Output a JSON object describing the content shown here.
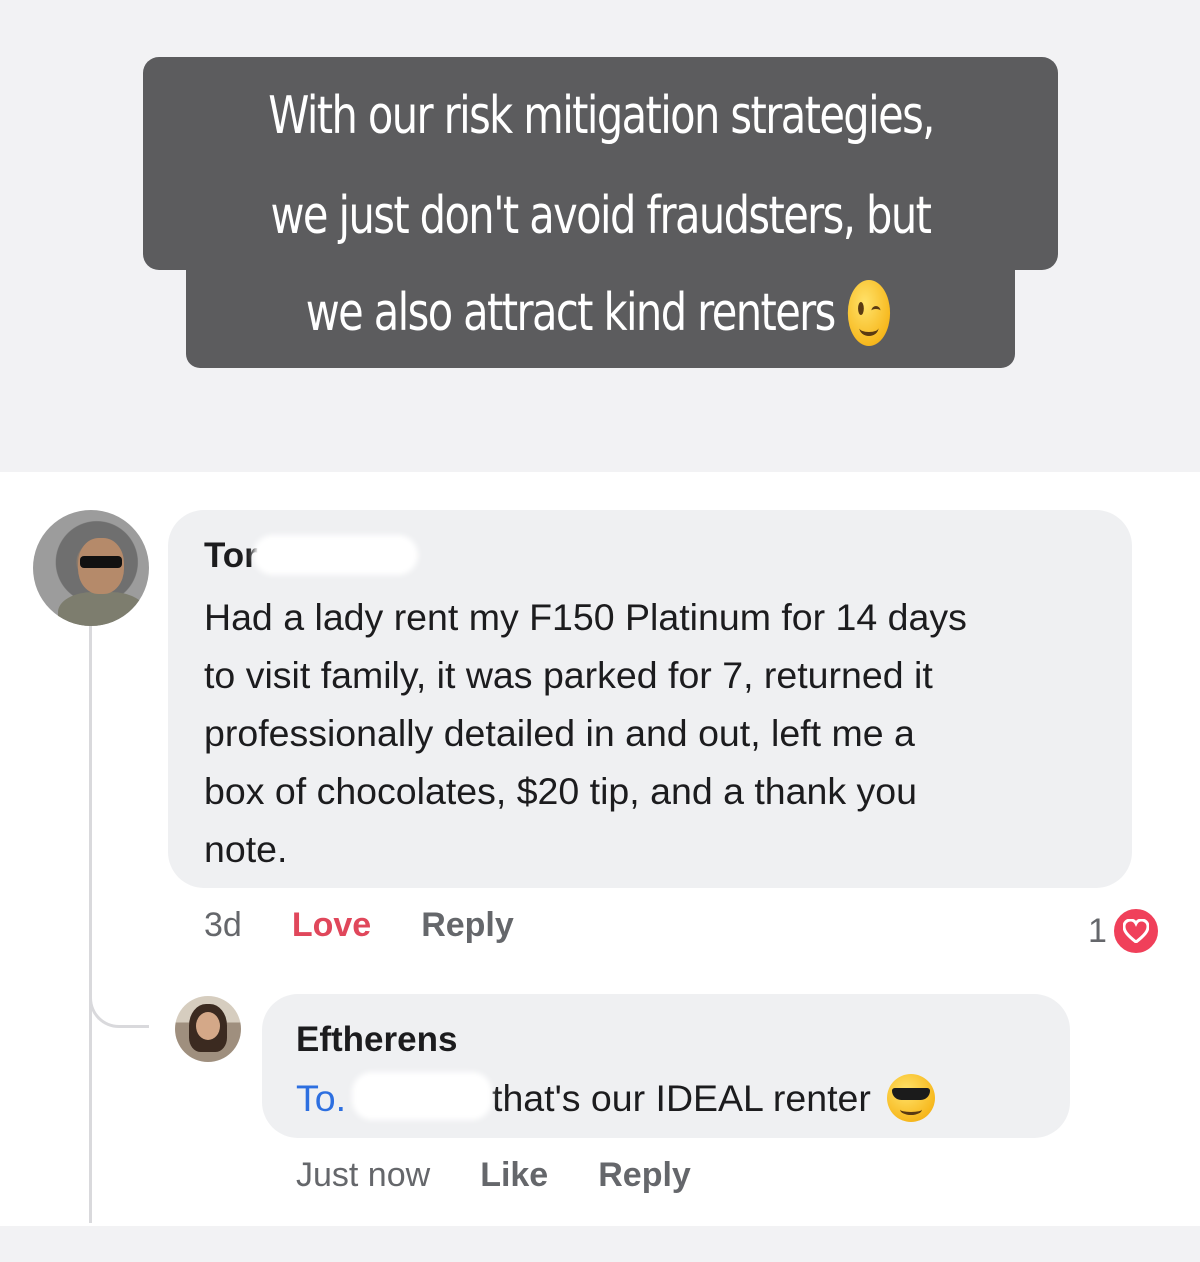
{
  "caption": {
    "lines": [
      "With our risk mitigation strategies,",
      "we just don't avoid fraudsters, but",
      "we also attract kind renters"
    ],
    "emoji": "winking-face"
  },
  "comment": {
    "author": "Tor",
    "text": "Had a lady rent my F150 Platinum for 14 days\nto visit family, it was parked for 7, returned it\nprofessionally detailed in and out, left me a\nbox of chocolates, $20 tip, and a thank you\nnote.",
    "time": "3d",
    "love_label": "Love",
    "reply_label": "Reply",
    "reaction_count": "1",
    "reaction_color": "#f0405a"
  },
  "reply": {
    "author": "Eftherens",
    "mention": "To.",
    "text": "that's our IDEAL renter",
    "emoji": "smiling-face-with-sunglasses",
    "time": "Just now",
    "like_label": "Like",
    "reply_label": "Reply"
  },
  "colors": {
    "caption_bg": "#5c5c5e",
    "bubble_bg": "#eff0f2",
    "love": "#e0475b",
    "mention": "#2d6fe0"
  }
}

■ ■ ■ ■ ■ ■ ■

— PROBLEM TO WORK ON —
Write out the data precisely as given, excluding the pictures.

— THE RESPONSE —
Output a JSON object describing the content shown here.
{
  "caption": {
    "lines": [
      "With our risk mitigation strategies,",
      "we just don't avoid fraudsters, but",
      "we also attract kind renters"
    ],
    "emoji": "winking-face"
  },
  "comment": {
    "author": "Tor",
    "text": "Had a lady rent my F150 Platinum for 14 days\nto visit family, it was parked for 7, returned it\nprofessionally detailed in and out, left me a\nbox of chocolates, $20 tip, and a thank you\nnote.",
    "time": "3d",
    "love_label": "Love",
    "reply_label": "Reply",
    "reaction_count": "1",
    "reaction_color": "#f0405a"
  },
  "reply": {
    "author": "Eftherens",
    "mention": "To.",
    "text": "that's our IDEAL renter",
    "emoji": "smiling-face-with-sunglasses",
    "time": "Just now",
    "like_label": "Like",
    "reply_label": "Reply"
  },
  "colors": {
    "caption_bg": "#5c5c5e",
    "bubble_bg": "#eff0f2",
    "love": "#e0475b",
    "mention": "#2d6fe0"
  }
}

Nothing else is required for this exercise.